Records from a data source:
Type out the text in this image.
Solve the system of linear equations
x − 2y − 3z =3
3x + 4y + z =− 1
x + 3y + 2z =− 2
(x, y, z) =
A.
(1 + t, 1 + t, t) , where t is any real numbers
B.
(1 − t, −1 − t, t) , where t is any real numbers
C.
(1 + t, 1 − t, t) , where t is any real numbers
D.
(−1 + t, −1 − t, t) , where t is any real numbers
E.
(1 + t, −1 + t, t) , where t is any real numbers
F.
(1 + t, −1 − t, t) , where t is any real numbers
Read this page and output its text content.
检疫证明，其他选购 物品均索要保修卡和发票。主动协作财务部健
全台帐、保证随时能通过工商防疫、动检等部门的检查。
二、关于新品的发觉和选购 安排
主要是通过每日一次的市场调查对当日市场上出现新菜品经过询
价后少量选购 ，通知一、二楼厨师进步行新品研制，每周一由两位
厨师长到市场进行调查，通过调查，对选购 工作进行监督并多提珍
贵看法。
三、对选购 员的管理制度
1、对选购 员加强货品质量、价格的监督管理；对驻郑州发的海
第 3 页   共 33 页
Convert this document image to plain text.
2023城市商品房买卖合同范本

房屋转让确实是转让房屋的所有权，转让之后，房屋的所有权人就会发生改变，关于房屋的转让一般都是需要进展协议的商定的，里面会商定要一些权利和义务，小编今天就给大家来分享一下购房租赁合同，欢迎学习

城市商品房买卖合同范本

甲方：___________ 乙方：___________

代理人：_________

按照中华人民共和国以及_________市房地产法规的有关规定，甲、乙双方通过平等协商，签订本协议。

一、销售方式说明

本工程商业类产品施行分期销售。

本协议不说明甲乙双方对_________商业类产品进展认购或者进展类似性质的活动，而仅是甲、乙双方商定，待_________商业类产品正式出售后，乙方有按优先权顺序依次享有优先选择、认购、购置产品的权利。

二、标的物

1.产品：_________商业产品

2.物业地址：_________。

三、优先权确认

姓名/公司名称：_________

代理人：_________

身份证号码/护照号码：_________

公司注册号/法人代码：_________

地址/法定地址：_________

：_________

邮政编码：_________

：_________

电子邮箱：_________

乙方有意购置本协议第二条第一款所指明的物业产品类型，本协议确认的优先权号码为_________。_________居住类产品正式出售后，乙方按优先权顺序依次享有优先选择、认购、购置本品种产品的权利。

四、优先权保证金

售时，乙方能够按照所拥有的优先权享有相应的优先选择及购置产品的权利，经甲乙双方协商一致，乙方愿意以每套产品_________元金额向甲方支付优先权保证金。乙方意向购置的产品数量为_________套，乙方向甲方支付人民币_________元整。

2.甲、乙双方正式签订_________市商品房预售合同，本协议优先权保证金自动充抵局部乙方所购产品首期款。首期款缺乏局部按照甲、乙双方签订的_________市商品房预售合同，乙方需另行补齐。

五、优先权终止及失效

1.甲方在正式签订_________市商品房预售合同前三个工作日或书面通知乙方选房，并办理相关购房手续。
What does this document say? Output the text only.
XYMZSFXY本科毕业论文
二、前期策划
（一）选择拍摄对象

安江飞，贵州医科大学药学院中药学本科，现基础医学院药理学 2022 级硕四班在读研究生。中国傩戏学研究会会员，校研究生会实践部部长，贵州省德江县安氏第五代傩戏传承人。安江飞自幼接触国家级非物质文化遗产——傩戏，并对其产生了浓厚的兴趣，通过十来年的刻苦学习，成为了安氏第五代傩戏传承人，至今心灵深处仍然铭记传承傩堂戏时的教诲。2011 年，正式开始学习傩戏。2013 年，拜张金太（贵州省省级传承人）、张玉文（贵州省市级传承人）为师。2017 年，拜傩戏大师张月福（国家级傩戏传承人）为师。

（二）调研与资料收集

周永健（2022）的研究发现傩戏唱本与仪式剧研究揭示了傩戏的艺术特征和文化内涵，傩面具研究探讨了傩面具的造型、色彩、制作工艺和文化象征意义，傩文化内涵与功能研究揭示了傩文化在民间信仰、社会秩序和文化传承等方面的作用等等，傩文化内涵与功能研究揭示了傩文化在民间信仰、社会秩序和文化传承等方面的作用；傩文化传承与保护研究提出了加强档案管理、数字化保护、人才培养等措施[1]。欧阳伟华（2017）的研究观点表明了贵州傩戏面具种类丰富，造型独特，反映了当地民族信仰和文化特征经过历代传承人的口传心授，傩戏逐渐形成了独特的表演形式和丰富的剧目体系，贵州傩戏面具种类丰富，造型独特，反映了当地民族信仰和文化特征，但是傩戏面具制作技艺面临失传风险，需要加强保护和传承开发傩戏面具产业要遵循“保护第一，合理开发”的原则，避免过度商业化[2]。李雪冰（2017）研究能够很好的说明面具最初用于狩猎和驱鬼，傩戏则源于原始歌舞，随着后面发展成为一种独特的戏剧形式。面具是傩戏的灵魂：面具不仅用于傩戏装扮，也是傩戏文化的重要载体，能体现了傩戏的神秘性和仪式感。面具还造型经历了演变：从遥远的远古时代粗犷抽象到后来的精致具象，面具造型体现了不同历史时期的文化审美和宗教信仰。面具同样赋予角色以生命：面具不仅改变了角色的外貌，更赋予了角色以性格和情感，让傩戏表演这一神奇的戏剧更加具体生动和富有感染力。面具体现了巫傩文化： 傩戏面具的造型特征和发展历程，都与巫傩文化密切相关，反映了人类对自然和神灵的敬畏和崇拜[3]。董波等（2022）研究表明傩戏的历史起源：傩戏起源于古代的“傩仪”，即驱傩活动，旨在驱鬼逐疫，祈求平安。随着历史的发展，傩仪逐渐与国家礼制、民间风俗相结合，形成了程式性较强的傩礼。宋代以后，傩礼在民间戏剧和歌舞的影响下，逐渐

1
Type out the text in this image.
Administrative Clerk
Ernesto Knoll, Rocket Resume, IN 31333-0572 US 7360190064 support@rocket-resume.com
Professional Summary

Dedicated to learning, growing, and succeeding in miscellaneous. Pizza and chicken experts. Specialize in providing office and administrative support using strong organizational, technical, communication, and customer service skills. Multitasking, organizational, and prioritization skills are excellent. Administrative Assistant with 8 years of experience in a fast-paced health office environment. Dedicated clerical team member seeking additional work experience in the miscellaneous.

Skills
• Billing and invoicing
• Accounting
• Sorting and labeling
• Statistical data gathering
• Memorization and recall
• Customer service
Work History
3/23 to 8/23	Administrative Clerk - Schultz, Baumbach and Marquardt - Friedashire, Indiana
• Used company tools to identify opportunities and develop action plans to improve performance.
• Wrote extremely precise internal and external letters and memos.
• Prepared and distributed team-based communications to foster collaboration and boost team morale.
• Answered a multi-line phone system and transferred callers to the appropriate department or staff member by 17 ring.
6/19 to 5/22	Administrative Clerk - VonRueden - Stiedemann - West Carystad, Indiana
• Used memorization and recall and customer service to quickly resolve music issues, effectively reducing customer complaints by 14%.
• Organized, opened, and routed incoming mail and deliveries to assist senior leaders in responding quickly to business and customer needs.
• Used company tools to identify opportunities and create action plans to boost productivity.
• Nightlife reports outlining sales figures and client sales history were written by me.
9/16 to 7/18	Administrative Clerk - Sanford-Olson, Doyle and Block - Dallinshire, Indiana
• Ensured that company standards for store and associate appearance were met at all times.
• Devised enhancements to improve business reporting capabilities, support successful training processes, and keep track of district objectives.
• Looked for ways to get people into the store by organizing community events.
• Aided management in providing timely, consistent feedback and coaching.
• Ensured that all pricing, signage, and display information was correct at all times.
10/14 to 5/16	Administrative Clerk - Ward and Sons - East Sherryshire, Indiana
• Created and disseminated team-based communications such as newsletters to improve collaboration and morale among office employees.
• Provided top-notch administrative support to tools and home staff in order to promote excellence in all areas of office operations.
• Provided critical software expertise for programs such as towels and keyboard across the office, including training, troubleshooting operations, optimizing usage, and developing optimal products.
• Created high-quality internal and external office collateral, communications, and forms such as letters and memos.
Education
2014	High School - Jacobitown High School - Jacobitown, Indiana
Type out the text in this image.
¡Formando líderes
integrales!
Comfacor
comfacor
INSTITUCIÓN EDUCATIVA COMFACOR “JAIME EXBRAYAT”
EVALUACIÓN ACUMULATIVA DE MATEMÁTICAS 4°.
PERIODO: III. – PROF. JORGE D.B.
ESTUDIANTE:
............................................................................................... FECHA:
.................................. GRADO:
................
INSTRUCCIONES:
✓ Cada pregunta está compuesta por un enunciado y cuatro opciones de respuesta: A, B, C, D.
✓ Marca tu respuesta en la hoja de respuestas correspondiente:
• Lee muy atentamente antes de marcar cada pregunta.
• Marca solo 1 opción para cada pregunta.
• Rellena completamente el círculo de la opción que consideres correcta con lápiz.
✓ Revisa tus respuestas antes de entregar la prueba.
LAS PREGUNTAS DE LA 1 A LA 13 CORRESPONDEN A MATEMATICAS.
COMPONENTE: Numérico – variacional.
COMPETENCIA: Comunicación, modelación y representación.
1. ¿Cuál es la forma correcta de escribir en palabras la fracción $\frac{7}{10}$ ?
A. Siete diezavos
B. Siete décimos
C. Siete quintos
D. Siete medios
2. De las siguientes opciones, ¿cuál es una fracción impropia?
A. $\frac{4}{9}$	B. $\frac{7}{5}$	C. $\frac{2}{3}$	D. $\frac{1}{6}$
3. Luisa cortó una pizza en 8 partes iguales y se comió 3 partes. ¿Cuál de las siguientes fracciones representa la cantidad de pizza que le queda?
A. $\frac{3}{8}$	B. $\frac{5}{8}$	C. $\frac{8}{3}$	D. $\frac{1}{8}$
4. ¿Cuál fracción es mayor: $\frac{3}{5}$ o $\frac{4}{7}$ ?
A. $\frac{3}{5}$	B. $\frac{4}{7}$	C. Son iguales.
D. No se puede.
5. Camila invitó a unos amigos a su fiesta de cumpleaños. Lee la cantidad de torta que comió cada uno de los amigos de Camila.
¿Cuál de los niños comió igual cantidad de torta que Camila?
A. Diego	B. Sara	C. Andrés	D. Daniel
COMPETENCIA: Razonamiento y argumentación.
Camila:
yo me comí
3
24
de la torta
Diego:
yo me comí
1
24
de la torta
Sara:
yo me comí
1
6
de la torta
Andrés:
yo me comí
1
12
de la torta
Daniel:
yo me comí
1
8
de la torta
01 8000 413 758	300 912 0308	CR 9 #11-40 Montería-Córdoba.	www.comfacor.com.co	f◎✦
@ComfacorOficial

Aim: In the entries above, identify each line that includes the string "internal", then copy it.

Written answer:
• Wrote extremely precise internal and external letters and memos.
• Created high-quality internal and external office collateral, communications, and forms such as letters and memos.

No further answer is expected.